_WORK TO BE COMPLETED:_ Filter out everything except lines holding "Cumulative".
□ □ □
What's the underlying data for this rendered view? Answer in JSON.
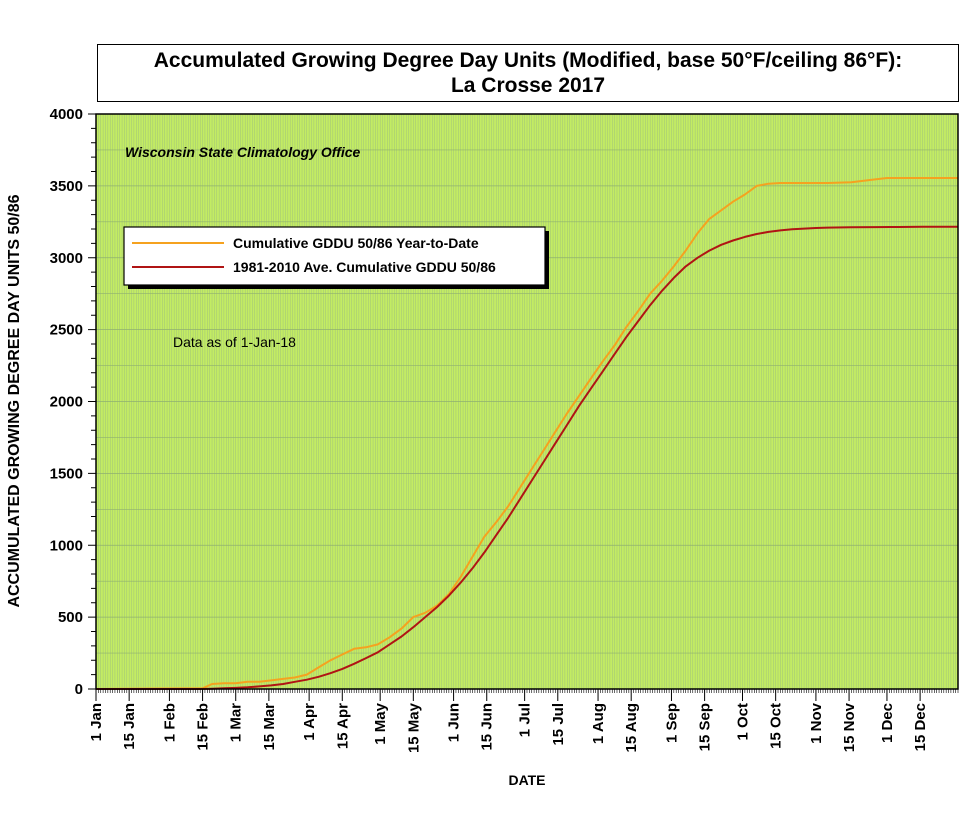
{
  "chart_data": {
    "type": "line",
    "title": "Accumulated Growing Degree Day Units (Modified, base 50°F/ceiling 86°F):",
    "subtitle": "La Crosse 2017",
    "annotation_source": "Wisconsin State Climatology Office",
    "annotation_asof": "Data as of 1-Jan-18",
    "xlabel": "DATE",
    "ylabel": "ACCUMULATED GROWING DEGREE DAY UNITS 50/86",
    "x_unit": "day of year",
    "xlim": [
      1,
      365
    ],
    "ylim": [
      0,
      4000
    ],
    "y_ticks": [
      0,
      500,
      1000,
      1500,
      2000,
      2500,
      3000,
      3500,
      4000
    ],
    "y_tick_labels": [
      "0",
      "500",
      "1000",
      "1500",
      "2000",
      "2500",
      "3000",
      "3500",
      "4000"
    ],
    "x_ticks": [
      1,
      15,
      32,
      46,
      60,
      74,
      91,
      105,
      121,
      135,
      152,
      166,
      182,
      196,
      213,
      227,
      244,
      258,
      274,
      288,
      305,
      319,
      335,
      349
    ],
    "x_tick_labels": [
      "1 Jan",
      "15 Jan",
      "1 Feb",
      "15 Feb",
      "1 Mar",
      "15 Mar",
      "1 Apr",
      "15 Apr",
      "1 May",
      "15 May",
      "1 Jun",
      "15 Jun",
      "1 Jul",
      "15 Jul",
      "1 Aug",
      "15 Aug",
      "1 Sep",
      "15 Sep",
      "1 Oct",
      "15 Oct",
      "1 Nov",
      "15 Nov",
      "1 Dec",
      "15 Dec"
    ],
    "grid": true,
    "legend_position": "upper-left",
    "series": [
      {
        "name": "Cumulative GDDU 50/86 Year-to-Date",
        "color": "#f5a21f",
        "x": [
          1,
          46,
          50,
          55,
          60,
          65,
          70,
          75,
          80,
          85,
          90,
          95,
          100,
          105,
          110,
          115,
          120,
          125,
          130,
          135,
          140,
          145,
          150,
          155,
          160,
          165,
          170,
          175,
          180,
          185,
          190,
          195,
          200,
          205,
          210,
          215,
          220,
          225,
          230,
          235,
          240,
          245,
          250,
          255,
          260,
          265,
          270,
          275,
          280,
          285,
          290,
          295,
          300,
          305,
          310,
          320,
          330,
          335,
          340,
          365
        ],
        "y": [
          0,
          5,
          35,
          40,
          40,
          50,
          50,
          60,
          70,
          80,
          100,
          150,
          200,
          240,
          280,
          290,
          310,
          360,
          420,
          500,
          530,
          580,
          660,
          780,
          920,
          1060,
          1160,
          1270,
          1400,
          1530,
          1660,
          1790,
          1920,
          2040,
          2160,
          2280,
          2390,
          2520,
          2630,
          2750,
          2840,
          2940,
          3050,
          3170,
          3270,
          3330,
          3390,
          3440,
          3500,
          3515,
          3520,
          3520,
          3520,
          3520,
          3520,
          3525,
          3545,
          3555,
          3555,
          3555
        ]
      },
      {
        "name": "1981-2010 Ave. Cumulative GDDU 50/86",
        "color": "#b01414",
        "x": [
          1,
          45,
          50,
          55,
          60,
          65,
          70,
          75,
          80,
          85,
          90,
          95,
          100,
          105,
          110,
          115,
          120,
          125,
          130,
          135,
          140,
          145,
          150,
          155,
          160,
          165,
          170,
          175,
          180,
          185,
          190,
          195,
          200,
          205,
          210,
          215,
          220,
          225,
          230,
          235,
          240,
          245,
          250,
          255,
          260,
          265,
          270,
          275,
          280,
          285,
          290,
          295,
          300,
          305,
          310,
          320,
          330,
          340,
          350,
          365
        ],
        "y": [
          0,
          0,
          2,
          5,
          8,
          12,
          18,
          25,
          35,
          50,
          65,
          85,
          110,
          140,
          175,
          215,
          255,
          310,
          365,
          430,
          500,
          570,
          650,
          740,
          840,
          950,
          1070,
          1190,
          1320,
          1450,
          1580,
          1710,
          1840,
          1970,
          2090,
          2210,
          2330,
          2450,
          2560,
          2670,
          2770,
          2860,
          2940,
          3000,
          3050,
          3090,
          3120,
          3145,
          3165,
          3180,
          3190,
          3198,
          3203,
          3207,
          3210,
          3212,
          3213,
          3214,
          3215,
          3215
        ]
      }
    ]
  }
}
□ □ □
_OUTPUT OF THE EXERCISE:_
        "name": "Cumulative GDDU 50/86 Year-to-Date",
        "name": "1981-2010 Ave. Cumulative GDDU 50/86",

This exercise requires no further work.